Supplied text:
(begin)

Shadow Lake firePhoto Courtesy USFS

Motorists were warned to be cautious and expect smoke on the highways when the Shadow Lake wildfire was burning across 6,700 hundreds of the Willamette and Deschutes National Forests in September of 2011.

The Willamette and Deschutes National Forests are looking for comments from the public on a proposal to use prescribed fire in portions of the Mt. Washington and Three Sisters Wildernesses. Officials say the prescribed burns would restore more natural vegetation patterns, reduce the need for fire suppression actions that negatively affect the wilderness, reduce risk to firefighters, and restore a more natural role for fire in the Wilderness.


There are two broad geographic areas where prescribed burns are being considered; the area located just west and south of Scott Mountain in Mt. Washington Wilderness (Willamette NF) and the area west of Todd Lake in the Three Sisters Wilderness (Deschutes NF).

(end)

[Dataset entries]
(begin)

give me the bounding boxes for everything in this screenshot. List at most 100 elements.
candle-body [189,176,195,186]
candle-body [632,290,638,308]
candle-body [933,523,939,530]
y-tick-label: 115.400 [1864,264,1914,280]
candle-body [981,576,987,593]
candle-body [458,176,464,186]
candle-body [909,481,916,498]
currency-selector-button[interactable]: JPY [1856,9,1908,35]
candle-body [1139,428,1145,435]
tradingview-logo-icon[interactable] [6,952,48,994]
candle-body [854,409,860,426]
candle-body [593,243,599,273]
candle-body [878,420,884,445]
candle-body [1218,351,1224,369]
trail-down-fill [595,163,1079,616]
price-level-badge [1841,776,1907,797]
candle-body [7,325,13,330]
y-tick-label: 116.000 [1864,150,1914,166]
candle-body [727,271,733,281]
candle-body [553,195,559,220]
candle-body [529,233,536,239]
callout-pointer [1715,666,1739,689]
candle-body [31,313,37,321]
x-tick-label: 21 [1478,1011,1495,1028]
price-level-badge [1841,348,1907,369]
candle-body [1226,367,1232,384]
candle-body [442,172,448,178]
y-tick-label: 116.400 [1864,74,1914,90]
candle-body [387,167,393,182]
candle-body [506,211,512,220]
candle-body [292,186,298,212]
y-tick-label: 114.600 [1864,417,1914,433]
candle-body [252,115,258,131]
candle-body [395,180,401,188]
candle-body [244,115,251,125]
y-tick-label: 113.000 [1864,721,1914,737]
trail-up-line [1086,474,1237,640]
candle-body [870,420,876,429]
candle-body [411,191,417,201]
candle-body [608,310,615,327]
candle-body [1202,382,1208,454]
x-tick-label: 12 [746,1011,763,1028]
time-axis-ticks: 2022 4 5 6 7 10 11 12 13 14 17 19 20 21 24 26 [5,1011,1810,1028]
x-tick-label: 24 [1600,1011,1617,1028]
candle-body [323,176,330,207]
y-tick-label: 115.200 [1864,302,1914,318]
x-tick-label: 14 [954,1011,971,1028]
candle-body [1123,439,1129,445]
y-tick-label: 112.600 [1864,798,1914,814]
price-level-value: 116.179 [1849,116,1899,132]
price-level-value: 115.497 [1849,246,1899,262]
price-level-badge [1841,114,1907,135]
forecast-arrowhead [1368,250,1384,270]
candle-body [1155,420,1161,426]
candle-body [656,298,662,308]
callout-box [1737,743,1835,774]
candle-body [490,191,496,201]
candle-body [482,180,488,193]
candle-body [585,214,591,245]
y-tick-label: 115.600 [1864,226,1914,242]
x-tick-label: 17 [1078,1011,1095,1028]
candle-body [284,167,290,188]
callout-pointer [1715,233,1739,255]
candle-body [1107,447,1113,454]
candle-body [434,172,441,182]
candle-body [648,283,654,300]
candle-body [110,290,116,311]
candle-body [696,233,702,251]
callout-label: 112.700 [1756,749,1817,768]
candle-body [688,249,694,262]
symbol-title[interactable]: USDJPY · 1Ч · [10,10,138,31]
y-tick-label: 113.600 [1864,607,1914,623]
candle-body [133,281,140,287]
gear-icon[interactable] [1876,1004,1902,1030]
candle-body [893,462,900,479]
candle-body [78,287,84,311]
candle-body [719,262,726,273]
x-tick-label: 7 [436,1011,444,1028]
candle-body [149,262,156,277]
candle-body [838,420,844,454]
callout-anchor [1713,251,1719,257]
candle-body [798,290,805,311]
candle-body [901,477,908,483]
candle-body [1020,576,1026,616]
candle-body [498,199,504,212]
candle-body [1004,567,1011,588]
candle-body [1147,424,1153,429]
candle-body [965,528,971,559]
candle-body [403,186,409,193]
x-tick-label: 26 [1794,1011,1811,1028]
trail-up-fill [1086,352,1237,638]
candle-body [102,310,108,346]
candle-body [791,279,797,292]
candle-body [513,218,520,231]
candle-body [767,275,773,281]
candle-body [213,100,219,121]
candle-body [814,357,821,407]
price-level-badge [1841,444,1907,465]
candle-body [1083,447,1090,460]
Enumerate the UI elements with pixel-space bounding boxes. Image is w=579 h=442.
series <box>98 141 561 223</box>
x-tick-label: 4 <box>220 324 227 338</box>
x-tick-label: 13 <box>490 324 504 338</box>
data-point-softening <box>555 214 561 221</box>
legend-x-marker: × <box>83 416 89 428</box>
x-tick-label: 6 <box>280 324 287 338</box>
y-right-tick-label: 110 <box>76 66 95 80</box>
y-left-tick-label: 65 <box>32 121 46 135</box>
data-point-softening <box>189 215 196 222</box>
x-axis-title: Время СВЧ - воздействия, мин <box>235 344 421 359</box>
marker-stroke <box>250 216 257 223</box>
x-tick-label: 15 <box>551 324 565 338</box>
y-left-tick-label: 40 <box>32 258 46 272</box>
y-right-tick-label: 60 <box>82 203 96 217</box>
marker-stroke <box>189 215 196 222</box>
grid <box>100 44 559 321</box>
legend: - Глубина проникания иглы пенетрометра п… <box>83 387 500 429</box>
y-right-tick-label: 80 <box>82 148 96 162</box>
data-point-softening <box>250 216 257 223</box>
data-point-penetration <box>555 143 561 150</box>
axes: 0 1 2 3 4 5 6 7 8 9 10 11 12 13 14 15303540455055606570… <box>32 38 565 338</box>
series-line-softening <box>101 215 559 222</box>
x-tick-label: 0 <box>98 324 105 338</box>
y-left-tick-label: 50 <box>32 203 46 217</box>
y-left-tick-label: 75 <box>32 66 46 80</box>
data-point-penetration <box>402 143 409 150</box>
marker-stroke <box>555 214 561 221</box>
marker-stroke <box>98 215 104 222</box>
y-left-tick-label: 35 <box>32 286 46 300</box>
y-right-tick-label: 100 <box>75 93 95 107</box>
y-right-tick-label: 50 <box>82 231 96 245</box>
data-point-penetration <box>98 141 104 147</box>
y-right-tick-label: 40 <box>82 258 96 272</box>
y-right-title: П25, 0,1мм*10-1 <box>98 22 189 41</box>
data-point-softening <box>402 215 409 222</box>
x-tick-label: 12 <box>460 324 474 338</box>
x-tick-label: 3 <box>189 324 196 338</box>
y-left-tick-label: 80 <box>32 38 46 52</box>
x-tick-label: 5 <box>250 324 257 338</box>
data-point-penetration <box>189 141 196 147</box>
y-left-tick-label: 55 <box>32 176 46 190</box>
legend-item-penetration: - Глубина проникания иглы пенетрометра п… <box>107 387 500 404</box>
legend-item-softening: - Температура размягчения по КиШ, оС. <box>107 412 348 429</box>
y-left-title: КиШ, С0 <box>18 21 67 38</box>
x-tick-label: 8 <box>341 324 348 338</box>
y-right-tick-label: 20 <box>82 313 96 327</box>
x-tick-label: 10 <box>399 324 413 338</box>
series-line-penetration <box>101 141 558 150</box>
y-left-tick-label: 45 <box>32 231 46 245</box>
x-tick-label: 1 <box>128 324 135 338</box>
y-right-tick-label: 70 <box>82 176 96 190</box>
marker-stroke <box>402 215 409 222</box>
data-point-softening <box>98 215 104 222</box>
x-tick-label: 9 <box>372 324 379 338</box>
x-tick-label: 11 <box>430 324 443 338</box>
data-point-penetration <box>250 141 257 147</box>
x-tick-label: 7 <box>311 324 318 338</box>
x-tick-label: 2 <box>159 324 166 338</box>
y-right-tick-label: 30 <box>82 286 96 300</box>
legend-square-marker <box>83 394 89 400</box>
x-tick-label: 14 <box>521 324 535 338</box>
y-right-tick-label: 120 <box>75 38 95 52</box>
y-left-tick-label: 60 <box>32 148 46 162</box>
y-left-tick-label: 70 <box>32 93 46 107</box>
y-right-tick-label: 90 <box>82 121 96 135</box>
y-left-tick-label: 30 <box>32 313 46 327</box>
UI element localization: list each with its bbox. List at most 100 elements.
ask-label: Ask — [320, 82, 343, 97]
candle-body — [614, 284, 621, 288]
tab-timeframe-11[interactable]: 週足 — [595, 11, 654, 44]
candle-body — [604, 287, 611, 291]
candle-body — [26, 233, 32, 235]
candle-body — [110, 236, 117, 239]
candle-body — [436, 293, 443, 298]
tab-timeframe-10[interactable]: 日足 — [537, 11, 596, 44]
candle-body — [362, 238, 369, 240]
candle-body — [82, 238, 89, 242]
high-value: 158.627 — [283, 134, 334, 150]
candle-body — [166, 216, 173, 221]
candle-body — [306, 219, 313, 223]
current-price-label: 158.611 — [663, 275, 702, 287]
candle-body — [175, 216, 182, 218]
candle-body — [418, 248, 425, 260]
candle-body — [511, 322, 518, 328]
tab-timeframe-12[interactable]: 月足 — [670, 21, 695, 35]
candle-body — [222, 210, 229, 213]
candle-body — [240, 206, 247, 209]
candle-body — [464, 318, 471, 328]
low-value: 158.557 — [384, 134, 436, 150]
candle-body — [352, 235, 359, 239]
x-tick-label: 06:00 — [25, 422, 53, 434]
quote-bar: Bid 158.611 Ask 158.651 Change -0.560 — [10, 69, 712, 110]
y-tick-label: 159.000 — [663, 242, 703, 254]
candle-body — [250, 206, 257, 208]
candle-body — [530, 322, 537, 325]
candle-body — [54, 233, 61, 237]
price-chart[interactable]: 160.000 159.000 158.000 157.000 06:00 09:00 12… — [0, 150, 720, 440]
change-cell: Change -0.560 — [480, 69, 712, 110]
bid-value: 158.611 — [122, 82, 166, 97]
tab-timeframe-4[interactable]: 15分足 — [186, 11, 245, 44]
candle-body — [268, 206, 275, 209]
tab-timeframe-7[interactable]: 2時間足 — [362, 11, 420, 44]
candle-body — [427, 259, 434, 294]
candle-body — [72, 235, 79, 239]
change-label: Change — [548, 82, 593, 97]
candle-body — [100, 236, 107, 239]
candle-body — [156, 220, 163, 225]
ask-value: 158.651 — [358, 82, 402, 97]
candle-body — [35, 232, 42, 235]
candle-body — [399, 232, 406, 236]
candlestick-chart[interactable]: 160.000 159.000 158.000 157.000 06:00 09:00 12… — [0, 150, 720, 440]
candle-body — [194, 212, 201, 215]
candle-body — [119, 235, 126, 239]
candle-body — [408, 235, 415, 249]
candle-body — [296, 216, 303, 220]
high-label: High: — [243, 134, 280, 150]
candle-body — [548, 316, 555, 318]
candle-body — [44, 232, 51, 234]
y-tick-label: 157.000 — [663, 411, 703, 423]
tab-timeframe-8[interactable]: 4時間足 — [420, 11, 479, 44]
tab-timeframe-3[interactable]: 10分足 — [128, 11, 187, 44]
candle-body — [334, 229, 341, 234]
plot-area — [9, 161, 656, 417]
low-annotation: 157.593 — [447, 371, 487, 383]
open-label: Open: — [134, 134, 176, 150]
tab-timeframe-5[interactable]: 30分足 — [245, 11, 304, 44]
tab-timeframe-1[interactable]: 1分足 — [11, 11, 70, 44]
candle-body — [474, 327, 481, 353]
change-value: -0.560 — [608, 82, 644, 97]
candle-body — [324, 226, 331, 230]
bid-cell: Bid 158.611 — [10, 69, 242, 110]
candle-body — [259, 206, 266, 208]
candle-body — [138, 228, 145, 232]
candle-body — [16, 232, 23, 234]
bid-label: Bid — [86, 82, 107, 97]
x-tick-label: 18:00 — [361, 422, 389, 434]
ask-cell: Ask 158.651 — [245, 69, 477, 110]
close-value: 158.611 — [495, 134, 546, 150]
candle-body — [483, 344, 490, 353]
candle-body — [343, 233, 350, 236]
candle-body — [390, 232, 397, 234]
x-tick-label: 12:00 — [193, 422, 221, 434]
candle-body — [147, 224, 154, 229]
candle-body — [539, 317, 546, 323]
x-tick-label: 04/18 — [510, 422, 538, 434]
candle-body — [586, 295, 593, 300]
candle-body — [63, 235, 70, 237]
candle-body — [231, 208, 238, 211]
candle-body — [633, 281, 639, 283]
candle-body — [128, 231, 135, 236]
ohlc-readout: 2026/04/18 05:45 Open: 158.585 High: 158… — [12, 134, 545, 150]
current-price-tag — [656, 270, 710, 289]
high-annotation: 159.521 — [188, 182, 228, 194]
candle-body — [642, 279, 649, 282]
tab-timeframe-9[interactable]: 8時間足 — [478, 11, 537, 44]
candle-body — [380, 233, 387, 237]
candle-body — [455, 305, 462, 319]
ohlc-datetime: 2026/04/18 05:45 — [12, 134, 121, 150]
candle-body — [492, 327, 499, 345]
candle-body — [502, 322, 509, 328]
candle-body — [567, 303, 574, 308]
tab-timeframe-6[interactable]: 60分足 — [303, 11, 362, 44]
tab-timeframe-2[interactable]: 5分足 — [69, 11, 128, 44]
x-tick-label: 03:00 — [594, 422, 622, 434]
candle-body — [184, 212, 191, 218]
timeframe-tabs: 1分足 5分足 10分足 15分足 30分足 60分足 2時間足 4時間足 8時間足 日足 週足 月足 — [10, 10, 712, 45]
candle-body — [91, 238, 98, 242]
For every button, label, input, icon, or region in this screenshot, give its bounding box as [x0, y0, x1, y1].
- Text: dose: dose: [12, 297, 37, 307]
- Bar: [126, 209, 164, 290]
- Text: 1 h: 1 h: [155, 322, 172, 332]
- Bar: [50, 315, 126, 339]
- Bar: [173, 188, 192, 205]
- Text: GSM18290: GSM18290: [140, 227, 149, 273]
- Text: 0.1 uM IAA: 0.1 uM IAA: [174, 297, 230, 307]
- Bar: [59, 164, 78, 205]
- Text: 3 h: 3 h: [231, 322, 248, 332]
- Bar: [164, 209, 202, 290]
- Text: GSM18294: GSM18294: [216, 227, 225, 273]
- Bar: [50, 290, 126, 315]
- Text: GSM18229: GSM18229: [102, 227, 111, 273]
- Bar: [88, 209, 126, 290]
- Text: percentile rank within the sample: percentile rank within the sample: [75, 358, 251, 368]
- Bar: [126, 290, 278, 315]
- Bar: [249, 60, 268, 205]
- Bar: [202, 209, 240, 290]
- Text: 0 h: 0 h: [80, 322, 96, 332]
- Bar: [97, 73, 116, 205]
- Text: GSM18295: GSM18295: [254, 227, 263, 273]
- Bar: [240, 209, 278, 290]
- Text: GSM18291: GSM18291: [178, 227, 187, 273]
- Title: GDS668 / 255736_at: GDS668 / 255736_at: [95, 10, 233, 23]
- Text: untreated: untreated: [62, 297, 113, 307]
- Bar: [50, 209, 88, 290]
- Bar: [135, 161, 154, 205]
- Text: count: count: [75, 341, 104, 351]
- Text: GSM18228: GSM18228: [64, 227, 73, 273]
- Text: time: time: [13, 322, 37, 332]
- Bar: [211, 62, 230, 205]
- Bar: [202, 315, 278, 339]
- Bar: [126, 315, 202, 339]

(end)

Set task 1:
Answer these questions from the prescribed burn article:
(a) In what month and year was the Shadow Lake wildfire burning?
(b) Which mountain marks the burn area in the Mt. Washington Wilderness?
(c) Which lake marks the burn area in the Three Sisters Wilderness?
Set task 2: List every outcome that officials in the prescribed burn article say the burns would achieve.
Set task 3: Please proceed with the prescribed burn article, picking up right after its final sentence.
These records are separate material, apart from the prescribed burn article.

Exercise output 1:
(a) September 2011
(b) Scott Mountain
(c) Todd Lake

Exercise output 2:
- Restore more natural vegetation patterns
- Reduce the need for fire suppression actions that negatively affect the wilderness
- Reduce risk to firefighters
- Restore a more natural role for fire in the Wilderness

Exercise output 3:
Wilderness managers believe this project is needed because the historically more open and patchy Cascade crest forests have become more continuously and densely vegetated. Under the proposal, prescribed fires would create multiple burned openings ranging from tens to hundreds of acres in size. The presence of the burned patches would break up the continuous vegetation, potentially slowing the progress of some fires, reducing the need for suppression actions like building fire lines and fuel breaks, and providing safer places from which firefighters could operate if burning out and other indirect fire suppression techniques were needed.

Currently, once a lightning fire begins, winds often drive the flames through the continuous vegetation and out of the wilderness, threatening buildings, resorts, wildlife, timber and other resources. Managers are generally compelled to suppress these fires and thus limit the fire’s ability to play its natural role within the Wilderness. Managers believe that they can better meet the goals of the 1964 Wilderness Act by implementing this proposal.

To comment, go to: http://a123.g.akamai.net/7/123/11558/abc123/forestservic.download.akamai.com/11558/www/nepa/89574_FSPLT2_293944.pdf; comments are requested by February 15, 2013 to: [email protected]. Calls about the proposed activity can be addressed to Geoff Babb at 541-383-5521. More information is available on the web at: http://www.fs.usda.gov/goto/willamette/rxfire-wild.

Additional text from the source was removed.